** Goal **
Locate the line that contains "Convert this screenshot" in the entries below. Retype it and all following lines through the final one, character for character.

** Record excerpts **
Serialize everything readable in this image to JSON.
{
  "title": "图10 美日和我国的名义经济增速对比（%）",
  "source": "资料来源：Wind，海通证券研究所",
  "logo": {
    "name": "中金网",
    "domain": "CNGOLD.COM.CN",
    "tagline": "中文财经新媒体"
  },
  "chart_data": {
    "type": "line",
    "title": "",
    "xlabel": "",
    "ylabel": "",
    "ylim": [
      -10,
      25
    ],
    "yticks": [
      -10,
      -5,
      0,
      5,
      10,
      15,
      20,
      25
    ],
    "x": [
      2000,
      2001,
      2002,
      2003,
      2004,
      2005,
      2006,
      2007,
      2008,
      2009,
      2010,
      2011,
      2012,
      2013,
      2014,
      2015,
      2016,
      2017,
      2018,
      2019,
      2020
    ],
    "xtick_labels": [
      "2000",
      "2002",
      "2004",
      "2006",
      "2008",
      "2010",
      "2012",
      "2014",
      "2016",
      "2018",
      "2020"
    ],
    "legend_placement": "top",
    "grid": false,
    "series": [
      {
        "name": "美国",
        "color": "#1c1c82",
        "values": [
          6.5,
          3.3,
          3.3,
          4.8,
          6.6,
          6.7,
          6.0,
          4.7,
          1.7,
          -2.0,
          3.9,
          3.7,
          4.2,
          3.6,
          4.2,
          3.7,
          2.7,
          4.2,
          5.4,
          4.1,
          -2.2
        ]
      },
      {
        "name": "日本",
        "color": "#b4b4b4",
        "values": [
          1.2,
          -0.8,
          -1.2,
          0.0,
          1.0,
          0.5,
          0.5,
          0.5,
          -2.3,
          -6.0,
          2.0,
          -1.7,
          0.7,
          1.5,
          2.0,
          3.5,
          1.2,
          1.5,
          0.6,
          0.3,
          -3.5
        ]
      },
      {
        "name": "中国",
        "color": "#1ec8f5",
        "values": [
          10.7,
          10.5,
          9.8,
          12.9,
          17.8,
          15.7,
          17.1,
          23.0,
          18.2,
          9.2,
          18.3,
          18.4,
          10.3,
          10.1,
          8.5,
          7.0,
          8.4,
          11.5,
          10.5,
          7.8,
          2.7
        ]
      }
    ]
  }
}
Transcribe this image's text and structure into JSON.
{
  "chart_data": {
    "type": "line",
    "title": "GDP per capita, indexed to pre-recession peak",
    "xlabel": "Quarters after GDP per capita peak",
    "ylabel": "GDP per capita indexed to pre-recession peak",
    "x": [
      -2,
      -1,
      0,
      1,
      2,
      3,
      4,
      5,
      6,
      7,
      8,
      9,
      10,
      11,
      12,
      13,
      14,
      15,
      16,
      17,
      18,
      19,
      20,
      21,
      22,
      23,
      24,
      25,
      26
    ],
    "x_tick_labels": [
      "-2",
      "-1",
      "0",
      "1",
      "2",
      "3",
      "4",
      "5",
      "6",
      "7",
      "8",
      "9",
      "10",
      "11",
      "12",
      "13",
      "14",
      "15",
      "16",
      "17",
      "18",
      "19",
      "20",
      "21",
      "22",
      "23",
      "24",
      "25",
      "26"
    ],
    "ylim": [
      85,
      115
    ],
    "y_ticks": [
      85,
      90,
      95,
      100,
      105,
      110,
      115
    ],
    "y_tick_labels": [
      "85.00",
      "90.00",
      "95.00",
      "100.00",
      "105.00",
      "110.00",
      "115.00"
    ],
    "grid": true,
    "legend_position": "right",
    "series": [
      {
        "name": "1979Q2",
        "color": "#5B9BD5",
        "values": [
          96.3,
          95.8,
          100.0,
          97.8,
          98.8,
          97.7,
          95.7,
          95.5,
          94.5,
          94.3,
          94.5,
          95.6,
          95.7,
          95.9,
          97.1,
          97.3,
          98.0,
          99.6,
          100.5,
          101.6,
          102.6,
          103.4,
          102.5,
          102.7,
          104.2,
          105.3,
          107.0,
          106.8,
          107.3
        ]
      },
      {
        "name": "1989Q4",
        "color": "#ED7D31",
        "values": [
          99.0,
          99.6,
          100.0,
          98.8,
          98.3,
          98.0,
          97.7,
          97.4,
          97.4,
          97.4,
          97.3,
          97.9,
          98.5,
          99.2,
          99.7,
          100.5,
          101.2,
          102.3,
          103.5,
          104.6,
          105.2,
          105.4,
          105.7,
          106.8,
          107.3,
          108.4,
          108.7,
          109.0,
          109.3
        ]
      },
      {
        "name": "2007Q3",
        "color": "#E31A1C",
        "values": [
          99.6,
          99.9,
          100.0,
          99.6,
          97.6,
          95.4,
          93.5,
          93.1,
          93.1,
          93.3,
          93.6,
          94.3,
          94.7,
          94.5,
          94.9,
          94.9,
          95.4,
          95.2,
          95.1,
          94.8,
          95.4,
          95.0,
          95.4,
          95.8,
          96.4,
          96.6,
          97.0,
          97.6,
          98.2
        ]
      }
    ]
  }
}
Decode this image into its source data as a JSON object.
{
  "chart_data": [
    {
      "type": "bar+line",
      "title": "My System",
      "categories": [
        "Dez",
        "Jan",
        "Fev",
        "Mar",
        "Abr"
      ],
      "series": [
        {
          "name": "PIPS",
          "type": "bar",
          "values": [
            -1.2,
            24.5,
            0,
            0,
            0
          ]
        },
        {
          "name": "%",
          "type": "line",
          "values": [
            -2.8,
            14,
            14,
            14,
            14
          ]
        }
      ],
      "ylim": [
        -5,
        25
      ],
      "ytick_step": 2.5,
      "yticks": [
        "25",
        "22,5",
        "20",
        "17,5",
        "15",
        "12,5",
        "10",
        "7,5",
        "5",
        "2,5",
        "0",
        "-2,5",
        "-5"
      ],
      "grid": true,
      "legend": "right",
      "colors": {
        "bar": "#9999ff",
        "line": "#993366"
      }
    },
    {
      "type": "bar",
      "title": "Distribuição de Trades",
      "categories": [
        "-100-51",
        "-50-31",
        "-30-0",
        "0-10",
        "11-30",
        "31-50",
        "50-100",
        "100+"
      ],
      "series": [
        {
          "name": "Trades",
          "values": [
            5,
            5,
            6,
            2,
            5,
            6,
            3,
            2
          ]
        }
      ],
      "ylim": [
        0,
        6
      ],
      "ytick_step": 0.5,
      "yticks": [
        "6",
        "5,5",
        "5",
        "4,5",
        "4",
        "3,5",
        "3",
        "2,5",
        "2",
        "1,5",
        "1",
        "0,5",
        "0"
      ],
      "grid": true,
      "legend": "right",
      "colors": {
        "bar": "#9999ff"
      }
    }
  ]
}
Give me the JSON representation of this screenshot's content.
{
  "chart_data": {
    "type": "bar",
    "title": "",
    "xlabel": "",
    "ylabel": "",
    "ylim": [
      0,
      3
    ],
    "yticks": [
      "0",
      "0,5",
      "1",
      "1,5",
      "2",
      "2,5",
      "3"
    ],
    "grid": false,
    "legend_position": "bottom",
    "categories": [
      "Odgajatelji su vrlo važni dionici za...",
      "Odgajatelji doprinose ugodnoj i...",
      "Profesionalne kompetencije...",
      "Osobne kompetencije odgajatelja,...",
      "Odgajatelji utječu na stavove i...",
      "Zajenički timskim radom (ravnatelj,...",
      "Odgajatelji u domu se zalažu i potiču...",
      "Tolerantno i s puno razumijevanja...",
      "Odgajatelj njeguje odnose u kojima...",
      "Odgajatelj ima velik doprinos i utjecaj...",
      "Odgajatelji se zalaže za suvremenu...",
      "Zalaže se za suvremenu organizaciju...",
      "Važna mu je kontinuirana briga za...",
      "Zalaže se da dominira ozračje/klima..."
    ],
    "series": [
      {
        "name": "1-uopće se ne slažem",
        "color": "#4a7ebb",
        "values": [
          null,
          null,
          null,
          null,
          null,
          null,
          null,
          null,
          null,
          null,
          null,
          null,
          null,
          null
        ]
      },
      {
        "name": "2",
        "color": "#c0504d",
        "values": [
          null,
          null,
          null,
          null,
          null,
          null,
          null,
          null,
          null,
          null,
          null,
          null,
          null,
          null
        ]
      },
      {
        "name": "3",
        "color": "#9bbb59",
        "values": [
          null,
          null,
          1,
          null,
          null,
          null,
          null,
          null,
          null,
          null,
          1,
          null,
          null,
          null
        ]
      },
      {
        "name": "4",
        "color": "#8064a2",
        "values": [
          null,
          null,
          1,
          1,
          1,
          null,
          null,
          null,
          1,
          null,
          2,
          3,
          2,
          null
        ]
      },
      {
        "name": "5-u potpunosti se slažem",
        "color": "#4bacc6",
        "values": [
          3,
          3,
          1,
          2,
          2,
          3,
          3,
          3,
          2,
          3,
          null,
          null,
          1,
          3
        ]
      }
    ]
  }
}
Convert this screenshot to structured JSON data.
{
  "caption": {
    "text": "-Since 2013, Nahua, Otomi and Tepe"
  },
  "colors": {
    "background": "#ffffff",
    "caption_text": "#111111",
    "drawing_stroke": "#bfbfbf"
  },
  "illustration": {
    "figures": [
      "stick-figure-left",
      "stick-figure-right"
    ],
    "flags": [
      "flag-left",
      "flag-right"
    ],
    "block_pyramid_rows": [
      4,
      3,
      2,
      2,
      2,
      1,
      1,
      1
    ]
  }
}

** Solution for this exercise **
Convert this screenshot to structured JSON data.
{
  "caption": {
    "text": "-Since 2013, Nahua, Otomi and Tepe"
  },
  "colors": {
    "background": "#ffffff",
    "caption_text": "#111111",
    "drawing_stroke": "#bfbfbf"
  },
  "illustration": {
    "figures": [
      "stick-figure-left",
      "stick-figure-right"
    ],
    "flags": [
      "flag-left",
      "flag-right"
    ],
    "block_pyramid_rows": [
      4,
      3,
      2,
      2,
      2,
      1,
      1,
      1
    ]
  }
}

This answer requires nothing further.